● **TASK TO CARRY OUT**:
Repeat each record exactly as written, and drop any images.

● **GIVEN RECORDS**:
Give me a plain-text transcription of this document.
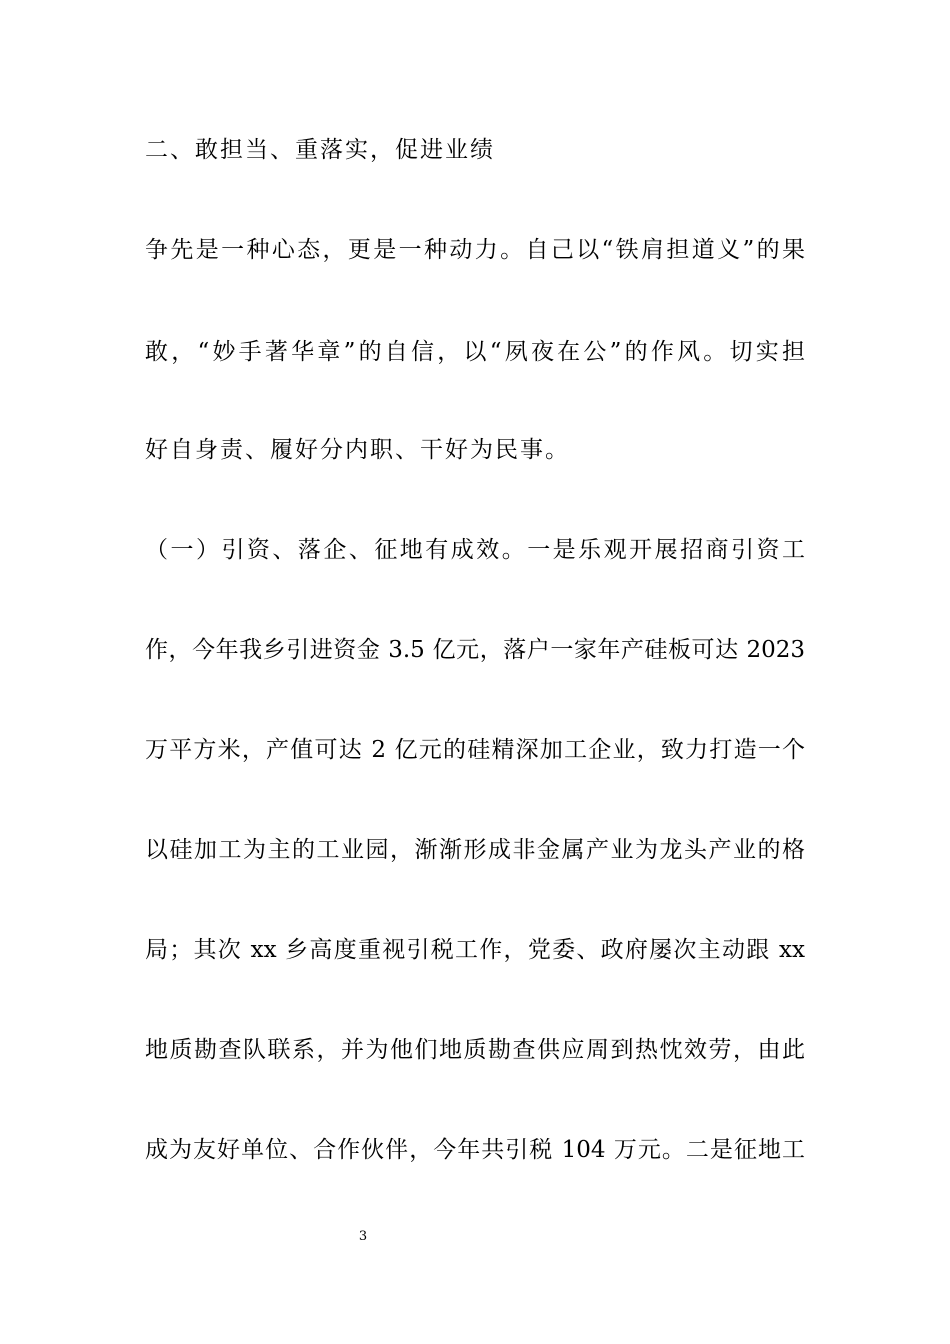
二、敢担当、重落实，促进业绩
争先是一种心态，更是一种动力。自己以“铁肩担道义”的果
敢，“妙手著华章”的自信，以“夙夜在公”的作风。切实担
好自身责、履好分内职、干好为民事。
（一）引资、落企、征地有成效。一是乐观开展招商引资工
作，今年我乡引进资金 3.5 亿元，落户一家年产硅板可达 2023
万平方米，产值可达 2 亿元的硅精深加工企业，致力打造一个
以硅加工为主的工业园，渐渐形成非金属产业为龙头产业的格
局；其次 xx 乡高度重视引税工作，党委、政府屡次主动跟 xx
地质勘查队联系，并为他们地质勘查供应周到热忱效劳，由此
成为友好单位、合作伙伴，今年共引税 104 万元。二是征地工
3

● **THE RESPONSE**:
Give me a plain-text transcription of this document.
二、敢担当、重落实，促进业绩
争先是一种心态，更是一种动力。自己以“铁肩担道义”的果
敢，“妙手著华章”的自信，以“夙夜在公”的作风。切实担
好自身责、履好分内职、干好为民事。
（一）引资、落企、征地有成效。一是乐观开展招商引资工
作，今年我乡引进资金 3.5 亿元，落户一家年产硅板可达 2023
万平方米，产值可达 2 亿元的硅精深加工企业，致力打造一个
以硅加工为主的工业园，渐渐形成非金属产业为龙头产业的格
局；其次 xx 乡高度重视引税工作，党委、政府屡次主动跟 xx
地质勘查队联系，并为他们地质勘查供应周到热忱效劳，由此
成为友好单位、合作伙伴，今年共引税 104 万元。二是征地工
3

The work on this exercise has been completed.